**Instructions to follow:**
Copy each line of the listing below exactly.
━━ Records shown ━━
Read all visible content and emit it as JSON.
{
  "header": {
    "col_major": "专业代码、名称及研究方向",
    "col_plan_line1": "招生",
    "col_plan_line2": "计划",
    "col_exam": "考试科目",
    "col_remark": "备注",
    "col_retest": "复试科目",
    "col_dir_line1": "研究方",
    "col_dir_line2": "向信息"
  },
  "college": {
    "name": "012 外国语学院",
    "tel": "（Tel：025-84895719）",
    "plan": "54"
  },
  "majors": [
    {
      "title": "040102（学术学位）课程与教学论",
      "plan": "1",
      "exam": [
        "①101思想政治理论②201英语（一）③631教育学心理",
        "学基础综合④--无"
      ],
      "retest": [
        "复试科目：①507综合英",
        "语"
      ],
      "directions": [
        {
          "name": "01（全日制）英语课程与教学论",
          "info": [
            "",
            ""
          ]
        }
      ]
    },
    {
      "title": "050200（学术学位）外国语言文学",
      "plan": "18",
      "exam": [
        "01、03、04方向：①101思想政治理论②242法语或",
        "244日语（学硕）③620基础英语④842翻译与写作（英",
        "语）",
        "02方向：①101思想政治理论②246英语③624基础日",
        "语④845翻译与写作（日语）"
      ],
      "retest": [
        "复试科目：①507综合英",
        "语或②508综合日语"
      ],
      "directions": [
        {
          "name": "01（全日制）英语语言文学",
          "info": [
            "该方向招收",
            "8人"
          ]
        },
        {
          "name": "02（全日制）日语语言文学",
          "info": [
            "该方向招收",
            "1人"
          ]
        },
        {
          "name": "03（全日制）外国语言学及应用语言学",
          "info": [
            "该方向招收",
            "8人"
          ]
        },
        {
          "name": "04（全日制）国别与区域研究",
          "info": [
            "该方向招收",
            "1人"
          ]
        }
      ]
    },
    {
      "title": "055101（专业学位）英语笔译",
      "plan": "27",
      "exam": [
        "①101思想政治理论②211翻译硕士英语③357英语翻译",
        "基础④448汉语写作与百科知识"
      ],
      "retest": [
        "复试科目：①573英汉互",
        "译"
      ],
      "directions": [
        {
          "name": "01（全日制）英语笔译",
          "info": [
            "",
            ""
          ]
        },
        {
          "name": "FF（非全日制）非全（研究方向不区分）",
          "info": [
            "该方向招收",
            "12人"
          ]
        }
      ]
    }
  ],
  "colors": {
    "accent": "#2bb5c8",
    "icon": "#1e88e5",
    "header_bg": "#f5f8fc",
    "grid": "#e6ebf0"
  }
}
━━━
**Full solution:**
Read all visible content and emit it as JSON.
{
  "header": {
    "col_major": "专业代码、名称及研究方向",
    "col_plan_line1": "招生",
    "col_plan_line2": "计划",
    "col_exam": "考试科目",
    "col_remark": "备注",
    "col_retest": "复试科目",
    "col_dir_line1": "研究方",
    "col_dir_line2": "向信息"
  },
  "college": {
    "name": "012 外国语学院",
    "tel": "（Tel：025-84895719）",
    "plan": "54"
  },
  "majors": [
    {
      "title": "040102（学术学位）课程与教学论",
      "plan": "1",
      "exam": [
        "①101思想政治理论②201英语（一）③631教育学心理",
        "学基础综合④--无"
      ],
      "retest": [
        "复试科目：①507综合英",
        "语"
      ],
      "directions": [
        {
          "name": "01（全日制）英语课程与教学论",
          "info": [
            "",
            ""
          ]
        }
      ]
    },
    {
      "title": "050200（学术学位）外国语言文学",
      "plan": "18",
      "exam": [
        "01、03、04方向：①101思想政治理论②242法语或",
        "244日语（学硕）③620基础英语④842翻译与写作（英",
        "语）",
        "02方向：①101思想政治理论②246英语③624基础日",
        "语④845翻译与写作（日语）"
      ],
      "retest": [
        "复试科目：①507综合英",
        "语或②508综合日语"
      ],
      "directions": [
        {
          "name": "01（全日制）英语语言文学",
          "info": [
            "该方向招收",
            "8人"
          ]
        },
        {
          "name": "02（全日制）日语语言文学",
          "info": [
            "该方向招收",
            "1人"
          ]
        },
        {
          "name": "03（全日制）外国语言学及应用语言学",
          "info": [
            "该方向招收",
            "8人"
          ]
        },
        {
          "name": "04（全日制）国别与区域研究",
          "info": [
            "该方向招收",
            "1人"
          ]
        }
      ]
    },
    {
      "title": "055101（专业学位）英语笔译",
      "plan": "27",
      "exam": [
        "①101思想政治理论②211翻译硕士英语③357英语翻译",
        "基础④448汉语写作与百科知识"
      ],
      "retest": [
        "复试科目：①573英汉互",
        "译"
      ],
      "directions": [
        {
          "name": "01（全日制）英语笔译",
          "info": [
            "",
            ""
          ]
        },
        {
          "name": "FF（非全日制）非全（研究方向不区分）",
          "info": [
            "该方向招收",
            "12人"
          ]
        }
      ]
    }
  ],
  "colors": {
    "accent": "#2bb5c8",
    "icon": "#1e88e5",
    "header_bg": "#f5f8fc",
    "grid": "#e6ebf0"
  }
}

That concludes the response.